* [YOUR OBJECTIVE]:
Your job is to restate each entry word for word.

* [RECORDS TO PROCESS]:

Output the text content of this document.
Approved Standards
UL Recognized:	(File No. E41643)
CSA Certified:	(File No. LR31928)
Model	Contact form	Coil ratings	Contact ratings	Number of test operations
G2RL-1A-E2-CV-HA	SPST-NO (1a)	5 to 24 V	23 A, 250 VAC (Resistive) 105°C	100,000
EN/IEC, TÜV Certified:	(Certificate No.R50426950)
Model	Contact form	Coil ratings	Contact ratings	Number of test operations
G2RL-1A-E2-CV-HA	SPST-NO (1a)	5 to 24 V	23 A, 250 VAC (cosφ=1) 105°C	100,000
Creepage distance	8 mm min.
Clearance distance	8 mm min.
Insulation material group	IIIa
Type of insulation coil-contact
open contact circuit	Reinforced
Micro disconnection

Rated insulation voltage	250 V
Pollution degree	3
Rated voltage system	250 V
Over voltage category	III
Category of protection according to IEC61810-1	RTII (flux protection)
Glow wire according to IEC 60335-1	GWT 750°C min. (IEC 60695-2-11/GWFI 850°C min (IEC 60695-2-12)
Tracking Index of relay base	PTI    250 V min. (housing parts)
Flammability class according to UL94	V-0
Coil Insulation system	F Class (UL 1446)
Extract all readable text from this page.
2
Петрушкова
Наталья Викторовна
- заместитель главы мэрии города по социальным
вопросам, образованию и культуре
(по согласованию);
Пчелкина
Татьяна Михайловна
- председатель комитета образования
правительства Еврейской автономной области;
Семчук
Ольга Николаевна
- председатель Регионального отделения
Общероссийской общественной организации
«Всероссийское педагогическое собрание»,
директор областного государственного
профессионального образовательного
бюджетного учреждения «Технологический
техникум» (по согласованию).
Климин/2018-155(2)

* [EXPECTED ANSWER]:
Output the text content of this document.
Approved Standards
UL Recognized:	(File No. E41643)
CSA Certified:	(File No. LR31928)
Model	Contact form	Coil ratings	Contact ratings	Number of test operations
G2RL-1A-E2-CV-HA	SPST-NO (1a)	5 to 24 V	23 A, 250 VAC (Resistive) 105°C	100,000
EN/IEC, TÜV Certified:	(Certificate No.R50426950)
Model	Contact form	Coil ratings	Contact ratings	Number of test operations
G2RL-1A-E2-CV-HA	SPST-NO (1a)	5 to 24 V	23 A, 250 VAC (cosφ=1) 105°C	100,000
Creepage distance	8 mm min.
Clearance distance	8 mm min.
Insulation material group	IIIa
Type of insulation coil-contact
open contact circuit	Reinforced
Micro disconnection

Rated insulation voltage	250 V
Pollution degree	3
Rated voltage system	250 V
Over voltage category	III
Category of protection according to IEC61810-1	RTII (flux protection)
Glow wire according to IEC 60335-1	GWT 750°C min. (IEC 60695-2-11/GWFI 850°C min (IEC 60695-2-12)
Tracking Index of relay base	PTI    250 V min. (housing parts)
Flammability class according to UL94	V-0
Coil Insulation system	F Class (UL 1446)
Extract all readable text from this page.
2
Петрушкова
Наталья Викторовна
- заместитель главы мэрии города по социальным
вопросам, образованию и культуре
(по согласованию);
Пчелкина
Татьяна Михайловна
- председатель комитета образования
правительства Еврейской автономной области;
Семчук
Ольга Николаевна
- председатель Регионального отделения
Общероссийской общественной организации
«Всероссийское педагогическое собрание»,
директор областного государственного
профессионального образовательного
бюджетного учреждения «Технологический
техникум» (по согласованию).
Климин/2018-155(2)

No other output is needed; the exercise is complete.